Dataset items
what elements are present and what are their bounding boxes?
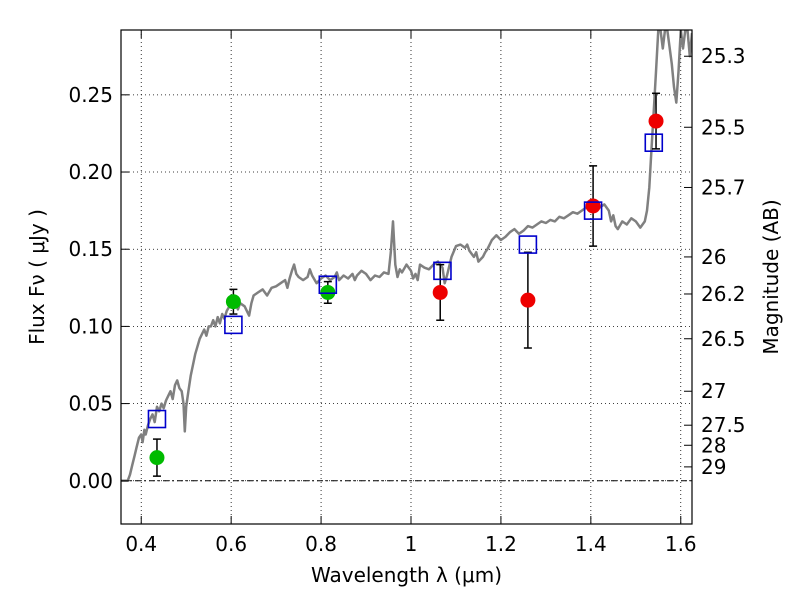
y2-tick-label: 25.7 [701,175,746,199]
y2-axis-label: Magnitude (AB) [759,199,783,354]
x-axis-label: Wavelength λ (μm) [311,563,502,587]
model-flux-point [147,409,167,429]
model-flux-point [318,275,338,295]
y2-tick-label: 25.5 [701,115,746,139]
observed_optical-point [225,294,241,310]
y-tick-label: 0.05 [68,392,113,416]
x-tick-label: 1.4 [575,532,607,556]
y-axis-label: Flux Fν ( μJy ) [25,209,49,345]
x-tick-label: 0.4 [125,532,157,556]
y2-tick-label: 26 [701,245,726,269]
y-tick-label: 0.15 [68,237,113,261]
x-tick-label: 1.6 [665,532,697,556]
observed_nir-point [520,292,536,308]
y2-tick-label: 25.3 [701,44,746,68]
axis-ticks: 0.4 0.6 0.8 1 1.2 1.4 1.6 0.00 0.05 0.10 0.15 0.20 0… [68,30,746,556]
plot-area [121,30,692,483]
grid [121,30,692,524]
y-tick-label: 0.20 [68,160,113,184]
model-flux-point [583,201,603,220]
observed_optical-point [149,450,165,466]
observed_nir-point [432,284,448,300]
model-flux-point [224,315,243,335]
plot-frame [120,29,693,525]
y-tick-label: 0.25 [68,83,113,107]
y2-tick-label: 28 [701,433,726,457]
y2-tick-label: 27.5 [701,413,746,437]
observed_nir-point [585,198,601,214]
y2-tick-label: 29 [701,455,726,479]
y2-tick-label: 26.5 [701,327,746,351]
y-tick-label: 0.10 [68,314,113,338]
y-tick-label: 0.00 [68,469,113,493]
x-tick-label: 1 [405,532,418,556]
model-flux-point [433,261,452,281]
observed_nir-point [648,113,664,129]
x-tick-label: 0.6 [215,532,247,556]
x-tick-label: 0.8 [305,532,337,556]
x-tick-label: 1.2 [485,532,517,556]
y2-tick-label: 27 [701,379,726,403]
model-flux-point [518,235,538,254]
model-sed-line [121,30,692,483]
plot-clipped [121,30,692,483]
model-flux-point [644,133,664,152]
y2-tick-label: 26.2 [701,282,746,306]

→ **What the task asks**:
Retype every line of the material above exactly as it stands, leaving out the picture itself.

→ **Correct answer**:
what elements are present and what are their bounding boxes?
y2-tick-label: 25.7 [701,175,746,199]
y2-axis-label: Magnitude (AB) [759,199,783,354]
x-axis-label: Wavelength λ (μm) [311,563,502,587]
model-flux-point [147,409,167,429]
model-flux-point [318,275,338,295]
y2-tick-label: 25.5 [701,115,746,139]
observed_optical-point [225,294,241,310]
y-tick-label: 0.05 [68,392,113,416]
x-tick-label: 1.4 [575,532,607,556]
y-axis-label: Flux Fν ( μJy ) [25,209,49,345]
x-tick-label: 0.4 [125,532,157,556]
y2-tick-label: 26 [701,245,726,269]
y-tick-label: 0.15 [68,237,113,261]
x-tick-label: 1.6 [665,532,697,556]
observed_nir-point [520,292,536,308]
y2-tick-label: 25.3 [701,44,746,68]
axis-ticks: 0.4 0.6 0.8 1 1.2 1.4 1.6 0.00 0.05 0.10 0.15 0.20 0… [68,30,746,556]
plot-area [121,30,692,483]
grid [121,30,692,524]
y-tick-label: 0.20 [68,160,113,184]
model-flux-point [583,201,603,220]
observed_optical-point [149,450,165,466]
observed_nir-point [432,284,448,300]
model-flux-point [224,315,243,335]
plot-frame [120,29,693,525]
y-tick-label: 0.25 [68,83,113,107]
y2-tick-label: 28 [701,433,726,457]
y2-tick-label: 27.5 [701,413,746,437]
observed_nir-point [585,198,601,214]
y2-tick-label: 29 [701,455,726,479]
y2-tick-label: 26.5 [701,327,746,351]
y-tick-label: 0.10 [68,314,113,338]
y-tick-label: 0.00 [68,469,113,493]
x-tick-label: 1 [405,532,418,556]
model-flux-point [433,261,452,281]
observed_nir-point [648,113,664,129]
x-tick-label: 0.6 [215,532,247,556]
x-tick-label: 0.8 [305,532,337,556]
x-tick-label: 1.2 [485,532,517,556]
y2-tick-label: 27 [701,379,726,403]
model-flux-point [518,235,538,254]
model-sed-line [121,30,692,483]
plot-clipped [121,30,692,483]
model-flux-point [644,133,664,152]
y2-tick-label: 26.2 [701,282,746,306]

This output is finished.